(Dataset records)

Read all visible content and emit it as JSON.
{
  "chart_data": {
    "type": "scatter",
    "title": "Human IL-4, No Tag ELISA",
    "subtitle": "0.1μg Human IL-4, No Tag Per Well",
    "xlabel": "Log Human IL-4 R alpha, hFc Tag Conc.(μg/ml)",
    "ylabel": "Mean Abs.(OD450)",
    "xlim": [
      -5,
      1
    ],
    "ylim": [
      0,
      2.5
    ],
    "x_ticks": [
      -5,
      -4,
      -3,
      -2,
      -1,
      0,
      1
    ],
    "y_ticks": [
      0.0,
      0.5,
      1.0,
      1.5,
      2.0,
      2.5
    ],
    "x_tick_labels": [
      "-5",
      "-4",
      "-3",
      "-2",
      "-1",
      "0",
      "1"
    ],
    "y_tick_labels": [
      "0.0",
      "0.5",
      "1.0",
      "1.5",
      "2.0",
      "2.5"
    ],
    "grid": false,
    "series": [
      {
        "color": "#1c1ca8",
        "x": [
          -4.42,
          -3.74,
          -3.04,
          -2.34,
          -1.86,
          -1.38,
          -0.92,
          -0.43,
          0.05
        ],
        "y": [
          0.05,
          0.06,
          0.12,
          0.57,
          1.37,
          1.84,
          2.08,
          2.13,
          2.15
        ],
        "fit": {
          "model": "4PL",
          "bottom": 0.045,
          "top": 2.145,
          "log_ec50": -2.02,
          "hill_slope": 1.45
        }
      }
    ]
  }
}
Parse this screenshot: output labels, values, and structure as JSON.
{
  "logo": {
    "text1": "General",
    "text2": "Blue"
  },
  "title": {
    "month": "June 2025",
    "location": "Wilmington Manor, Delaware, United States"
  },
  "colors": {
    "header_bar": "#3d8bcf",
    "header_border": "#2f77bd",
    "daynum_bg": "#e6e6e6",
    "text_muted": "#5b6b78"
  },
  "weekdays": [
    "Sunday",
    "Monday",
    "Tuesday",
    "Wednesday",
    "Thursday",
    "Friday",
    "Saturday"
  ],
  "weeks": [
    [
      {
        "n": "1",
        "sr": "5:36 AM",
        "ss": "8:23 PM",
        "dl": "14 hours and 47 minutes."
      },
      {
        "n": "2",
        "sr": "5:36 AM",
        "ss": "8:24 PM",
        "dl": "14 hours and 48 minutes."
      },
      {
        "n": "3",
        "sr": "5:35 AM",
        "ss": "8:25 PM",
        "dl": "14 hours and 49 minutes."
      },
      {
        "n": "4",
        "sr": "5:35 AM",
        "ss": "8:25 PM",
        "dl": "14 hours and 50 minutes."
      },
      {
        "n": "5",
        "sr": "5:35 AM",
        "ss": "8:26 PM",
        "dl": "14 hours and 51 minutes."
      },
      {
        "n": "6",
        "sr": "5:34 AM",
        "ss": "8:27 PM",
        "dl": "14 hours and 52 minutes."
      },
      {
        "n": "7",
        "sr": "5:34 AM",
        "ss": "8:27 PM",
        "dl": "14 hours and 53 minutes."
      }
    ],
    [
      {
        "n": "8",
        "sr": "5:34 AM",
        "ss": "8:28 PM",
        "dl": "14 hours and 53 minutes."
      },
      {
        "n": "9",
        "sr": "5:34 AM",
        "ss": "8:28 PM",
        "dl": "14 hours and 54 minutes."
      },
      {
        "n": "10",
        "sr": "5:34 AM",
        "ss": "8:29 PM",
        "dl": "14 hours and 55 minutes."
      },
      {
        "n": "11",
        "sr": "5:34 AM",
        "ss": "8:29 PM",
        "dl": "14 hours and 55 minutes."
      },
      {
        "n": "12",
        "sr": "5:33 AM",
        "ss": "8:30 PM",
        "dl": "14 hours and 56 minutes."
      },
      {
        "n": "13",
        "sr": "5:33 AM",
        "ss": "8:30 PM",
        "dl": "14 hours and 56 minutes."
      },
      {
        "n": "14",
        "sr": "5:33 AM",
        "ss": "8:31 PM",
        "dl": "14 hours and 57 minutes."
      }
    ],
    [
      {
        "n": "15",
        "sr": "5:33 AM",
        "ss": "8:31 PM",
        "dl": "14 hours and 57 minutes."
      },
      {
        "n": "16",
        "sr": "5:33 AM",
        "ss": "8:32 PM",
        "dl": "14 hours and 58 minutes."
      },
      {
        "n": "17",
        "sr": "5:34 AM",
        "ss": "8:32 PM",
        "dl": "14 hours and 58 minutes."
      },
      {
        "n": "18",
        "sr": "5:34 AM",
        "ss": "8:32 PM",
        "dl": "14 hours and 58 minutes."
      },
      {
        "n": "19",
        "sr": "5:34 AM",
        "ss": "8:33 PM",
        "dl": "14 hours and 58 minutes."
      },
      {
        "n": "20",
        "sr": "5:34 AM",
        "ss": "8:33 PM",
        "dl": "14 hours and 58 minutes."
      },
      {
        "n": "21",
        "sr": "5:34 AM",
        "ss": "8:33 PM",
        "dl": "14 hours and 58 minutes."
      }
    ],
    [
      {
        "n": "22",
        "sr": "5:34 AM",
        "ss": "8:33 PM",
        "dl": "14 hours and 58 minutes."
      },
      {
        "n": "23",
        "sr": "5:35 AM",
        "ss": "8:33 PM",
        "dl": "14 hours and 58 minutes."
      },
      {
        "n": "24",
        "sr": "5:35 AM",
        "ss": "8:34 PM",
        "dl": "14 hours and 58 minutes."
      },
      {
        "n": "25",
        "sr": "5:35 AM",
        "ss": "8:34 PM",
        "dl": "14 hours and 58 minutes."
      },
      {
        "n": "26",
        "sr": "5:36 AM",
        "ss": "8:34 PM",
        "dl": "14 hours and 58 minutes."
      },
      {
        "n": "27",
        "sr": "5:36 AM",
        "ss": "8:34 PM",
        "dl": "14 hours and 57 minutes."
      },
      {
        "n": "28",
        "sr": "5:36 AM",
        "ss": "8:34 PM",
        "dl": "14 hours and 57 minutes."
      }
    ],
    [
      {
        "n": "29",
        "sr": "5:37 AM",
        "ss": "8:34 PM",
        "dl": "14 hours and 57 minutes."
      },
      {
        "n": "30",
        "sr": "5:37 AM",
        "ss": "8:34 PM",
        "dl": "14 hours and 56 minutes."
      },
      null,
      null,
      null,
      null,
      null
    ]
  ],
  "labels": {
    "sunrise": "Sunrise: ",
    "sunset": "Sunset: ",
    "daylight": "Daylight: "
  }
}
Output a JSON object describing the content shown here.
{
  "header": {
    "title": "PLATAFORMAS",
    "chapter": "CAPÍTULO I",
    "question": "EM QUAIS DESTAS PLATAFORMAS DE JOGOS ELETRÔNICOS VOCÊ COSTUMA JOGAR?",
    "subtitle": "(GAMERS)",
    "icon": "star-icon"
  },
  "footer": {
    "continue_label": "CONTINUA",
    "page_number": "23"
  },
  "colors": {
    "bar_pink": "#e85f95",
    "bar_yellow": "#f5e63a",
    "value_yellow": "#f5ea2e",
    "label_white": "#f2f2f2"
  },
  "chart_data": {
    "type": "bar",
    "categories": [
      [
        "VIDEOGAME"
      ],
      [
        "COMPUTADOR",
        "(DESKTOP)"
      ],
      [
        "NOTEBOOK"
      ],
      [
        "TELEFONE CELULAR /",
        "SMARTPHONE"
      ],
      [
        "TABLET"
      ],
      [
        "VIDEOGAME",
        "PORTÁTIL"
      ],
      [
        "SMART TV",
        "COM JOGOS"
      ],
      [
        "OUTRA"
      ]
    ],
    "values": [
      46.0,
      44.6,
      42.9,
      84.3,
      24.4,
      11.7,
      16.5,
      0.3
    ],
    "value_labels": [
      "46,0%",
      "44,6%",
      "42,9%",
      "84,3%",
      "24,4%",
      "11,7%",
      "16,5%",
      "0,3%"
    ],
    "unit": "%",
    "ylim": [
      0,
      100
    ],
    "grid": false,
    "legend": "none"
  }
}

_Task details_
Collect every line above that contains the word "JSON".

_Answer for the task_
Read all visible content and emit it as JSON.
Parse this screenshot: output labels, values, and structure as JSON.
Output a JSON object describing the content shown here.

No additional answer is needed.